[Raw records]
------------------------------------

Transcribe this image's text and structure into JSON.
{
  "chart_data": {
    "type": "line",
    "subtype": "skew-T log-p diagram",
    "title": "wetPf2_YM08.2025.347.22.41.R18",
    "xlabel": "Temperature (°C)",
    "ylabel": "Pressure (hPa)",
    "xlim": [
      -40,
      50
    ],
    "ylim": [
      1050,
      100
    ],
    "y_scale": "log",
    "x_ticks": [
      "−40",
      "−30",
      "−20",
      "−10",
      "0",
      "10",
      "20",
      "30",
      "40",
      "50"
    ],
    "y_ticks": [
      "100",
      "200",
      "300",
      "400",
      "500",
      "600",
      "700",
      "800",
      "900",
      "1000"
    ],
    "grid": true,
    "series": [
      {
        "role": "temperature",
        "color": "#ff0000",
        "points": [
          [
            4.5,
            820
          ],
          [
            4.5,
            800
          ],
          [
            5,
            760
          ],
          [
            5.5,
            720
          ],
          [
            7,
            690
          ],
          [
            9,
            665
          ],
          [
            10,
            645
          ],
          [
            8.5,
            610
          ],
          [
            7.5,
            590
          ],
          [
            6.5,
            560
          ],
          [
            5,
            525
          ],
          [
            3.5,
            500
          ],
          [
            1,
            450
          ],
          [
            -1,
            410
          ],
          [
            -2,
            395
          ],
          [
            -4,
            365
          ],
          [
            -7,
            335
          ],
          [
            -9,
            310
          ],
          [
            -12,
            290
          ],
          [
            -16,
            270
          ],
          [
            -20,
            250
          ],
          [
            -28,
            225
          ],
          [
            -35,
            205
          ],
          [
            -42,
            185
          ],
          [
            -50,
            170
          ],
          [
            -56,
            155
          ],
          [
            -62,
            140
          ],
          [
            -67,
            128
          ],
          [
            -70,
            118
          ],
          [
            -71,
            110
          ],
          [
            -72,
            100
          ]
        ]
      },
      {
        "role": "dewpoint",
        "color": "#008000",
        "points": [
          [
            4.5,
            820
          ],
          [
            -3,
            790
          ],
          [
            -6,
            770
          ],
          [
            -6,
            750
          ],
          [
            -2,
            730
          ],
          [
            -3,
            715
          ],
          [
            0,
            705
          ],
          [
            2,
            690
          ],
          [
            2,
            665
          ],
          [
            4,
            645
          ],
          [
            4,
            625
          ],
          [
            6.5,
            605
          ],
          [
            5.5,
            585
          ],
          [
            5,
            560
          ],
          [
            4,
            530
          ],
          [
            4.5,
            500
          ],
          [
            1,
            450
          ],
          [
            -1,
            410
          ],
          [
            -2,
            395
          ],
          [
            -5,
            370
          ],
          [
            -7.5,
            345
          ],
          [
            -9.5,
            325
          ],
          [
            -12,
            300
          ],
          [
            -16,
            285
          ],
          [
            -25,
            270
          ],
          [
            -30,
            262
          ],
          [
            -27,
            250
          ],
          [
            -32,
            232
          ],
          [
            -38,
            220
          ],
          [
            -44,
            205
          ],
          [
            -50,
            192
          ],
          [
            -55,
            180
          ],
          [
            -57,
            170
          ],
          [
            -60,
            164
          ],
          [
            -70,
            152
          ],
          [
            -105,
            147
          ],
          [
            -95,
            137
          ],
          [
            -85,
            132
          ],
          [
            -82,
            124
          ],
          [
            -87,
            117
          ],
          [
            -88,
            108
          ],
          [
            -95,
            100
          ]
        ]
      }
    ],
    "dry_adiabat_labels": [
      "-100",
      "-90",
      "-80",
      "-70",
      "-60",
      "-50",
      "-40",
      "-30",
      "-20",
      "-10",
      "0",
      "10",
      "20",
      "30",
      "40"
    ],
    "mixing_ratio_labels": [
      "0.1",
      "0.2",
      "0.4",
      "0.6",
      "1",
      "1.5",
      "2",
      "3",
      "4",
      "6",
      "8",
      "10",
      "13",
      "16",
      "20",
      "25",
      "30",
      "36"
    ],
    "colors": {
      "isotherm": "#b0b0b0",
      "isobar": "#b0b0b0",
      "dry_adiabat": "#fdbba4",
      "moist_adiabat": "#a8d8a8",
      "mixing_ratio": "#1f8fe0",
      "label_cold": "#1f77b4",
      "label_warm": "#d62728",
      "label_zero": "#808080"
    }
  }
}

------------------------------------

(DIRECTION): Each entry above is to be printed again exactly.

(REPLY TO THE TASK):
Transcribe this image's text and structure into JSON.
{
  "chart_data": {
    "type": "line",
    "subtype": "skew-T log-p diagram",
    "title": "wetPf2_YM08.2025.347.22.41.R18",
    "xlabel": "Temperature (°C)",
    "ylabel": "Pressure (hPa)",
    "xlim": [
      -40,
      50
    ],
    "ylim": [
      1050,
      100
    ],
    "y_scale": "log",
    "x_ticks": [
      "−40",
      "−30",
      "−20",
      "−10",
      "0",
      "10",
      "20",
      "30",
      "40",
      "50"
    ],
    "y_ticks": [
      "100",
      "200",
      "300",
      "400",
      "500",
      "600",
      "700",
      "800",
      "900",
      "1000"
    ],
    "grid": true,
    "series": [
      {
        "role": "temperature",
        "color": "#ff0000",
        "points": [
          [
            4.5,
            820
          ],
          [
            4.5,
            800
          ],
          [
            5,
            760
          ],
          [
            5.5,
            720
          ],
          [
            7,
            690
          ],
          [
            9,
            665
          ],
          [
            10,
            645
          ],
          [
            8.5,
            610
          ],
          [
            7.5,
            590
          ],
          [
            6.5,
            560
          ],
          [
            5,
            525
          ],
          [
            3.5,
            500
          ],
          [
            1,
            450
          ],
          [
            -1,
            410
          ],
          [
            -2,
            395
          ],
          [
            -4,
            365
          ],
          [
            -7,
            335
          ],
          [
            -9,
            310
          ],
          [
            -12,
            290
          ],
          [
            -16,
            270
          ],
          [
            -20,
            250
          ],
          [
            -28,
            225
          ],
          [
            -35,
            205
          ],
          [
            -42,
            185
          ],
          [
            -50,
            170
          ],
          [
            -56,
            155
          ],
          [
            -62,
            140
          ],
          [
            -67,
            128
          ],
          [
            -70,
            118
          ],
          [
            -71,
            110
          ],
          [
            -72,
            100
          ]
        ]
      },
      {
        "role": "dewpoint",
        "color": "#008000",
        "points": [
          [
            4.5,
            820
          ],
          [
            -3,
            790
          ],
          [
            -6,
            770
          ],
          [
            -6,
            750
          ],
          [
            -2,
            730
          ],
          [
            -3,
            715
          ],
          [
            0,
            705
          ],
          [
            2,
            690
          ],
          [
            2,
            665
          ],
          [
            4,
            645
          ],
          [
            4,
            625
          ],
          [
            6.5,
            605
          ],
          [
            5.5,
            585
          ],
          [
            5,
            560
          ],
          [
            4,
            530
          ],
          [
            4.5,
            500
          ],
          [
            1,
            450
          ],
          [
            -1,
            410
          ],
          [
            -2,
            395
          ],
          [
            -5,
            370
          ],
          [
            -7.5,
            345
          ],
          [
            -9.5,
            325
          ],
          [
            -12,
            300
          ],
          [
            -16,
            285
          ],
          [
            -25,
            270
          ],
          [
            -30,
            262
          ],
          [
            -27,
            250
          ],
          [
            -32,
            232
          ],
          [
            -38,
            220
          ],
          [
            -44,
            205
          ],
          [
            -50,
            192
          ],
          [
            -55,
            180
          ],
          [
            -57,
            170
          ],
          [
            -60,
            164
          ],
          [
            -70,
            152
          ],
          [
            -105,
            147
          ],
          [
            -95,
            137
          ],
          [
            -85,
            132
          ],
          [
            -82,
            124
          ],
          [
            -87,
            117
          ],
          [
            -88,
            108
          ],
          [
            -95,
            100
          ]
        ]
      }
    ],
    "dry_adiabat_labels": [
      "-100",
      "-90",
      "-80",
      "-70",
      "-60",
      "-50",
      "-40",
      "-30",
      "-20",
      "-10",
      "0",
      "10",
      "20",
      "30",
      "40"
    ],
    "mixing_ratio_labels": [
      "0.1",
      "0.2",
      "0.4",
      "0.6",
      "1",
      "1.5",
      "2",
      "3",
      "4",
      "6",
      "8",
      "10",
      "13",
      "16",
      "20",
      "25",
      "30",
      "36"
    ],
    "colors": {
      "isotherm": "#b0b0b0",
      "isobar": "#b0b0b0",
      "dry_adiabat": "#fdbba4",
      "moist_adiabat": "#a8d8a8",
      "mixing_ratio": "#1f8fe0",
      "label_cold": "#1f77b4",
      "label_warm": "#d62728",
      "label_zero": "#808080"
    }
  }
}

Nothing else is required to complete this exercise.